--- Start ---

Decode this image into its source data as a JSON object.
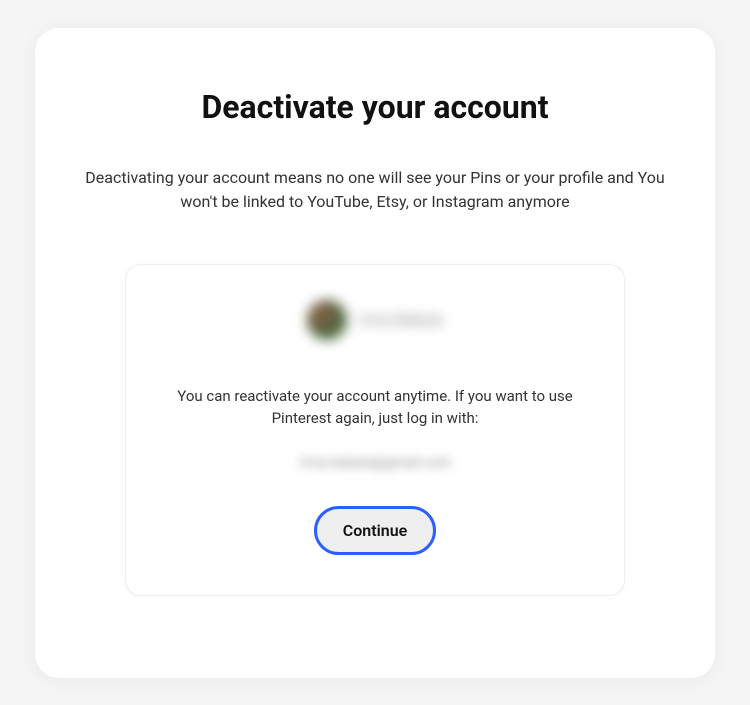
{
  "modal": {
    "title": "Deactivate your account",
    "description": "Deactivating your account means no one will see your Pins or your profile and You won't be linked to YouTube, Etsy, or Instagram anymore"
  },
  "profile": {
    "username": "Irma Bakyte",
    "reactivate_text": "You can reactivate your account anytime. If you want to use Pinterest again, just log in with:",
    "email": "irma.bakyte@gmail.com"
  },
  "actions": {
    "continue_label": "Continue"
  }
}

--- End ---

Which lines above hold the word "account"? Copy each of them.

    "title": "Deactivate your account",
    "description": "Deactivating your account means no one will see your Pins or your profile and You won't be linked to YouTube, Etsy, or Instagram anymore"
    "reactivate_text": "You can reactivate your account anytime. If you want to use Pinterest again, just log in with:",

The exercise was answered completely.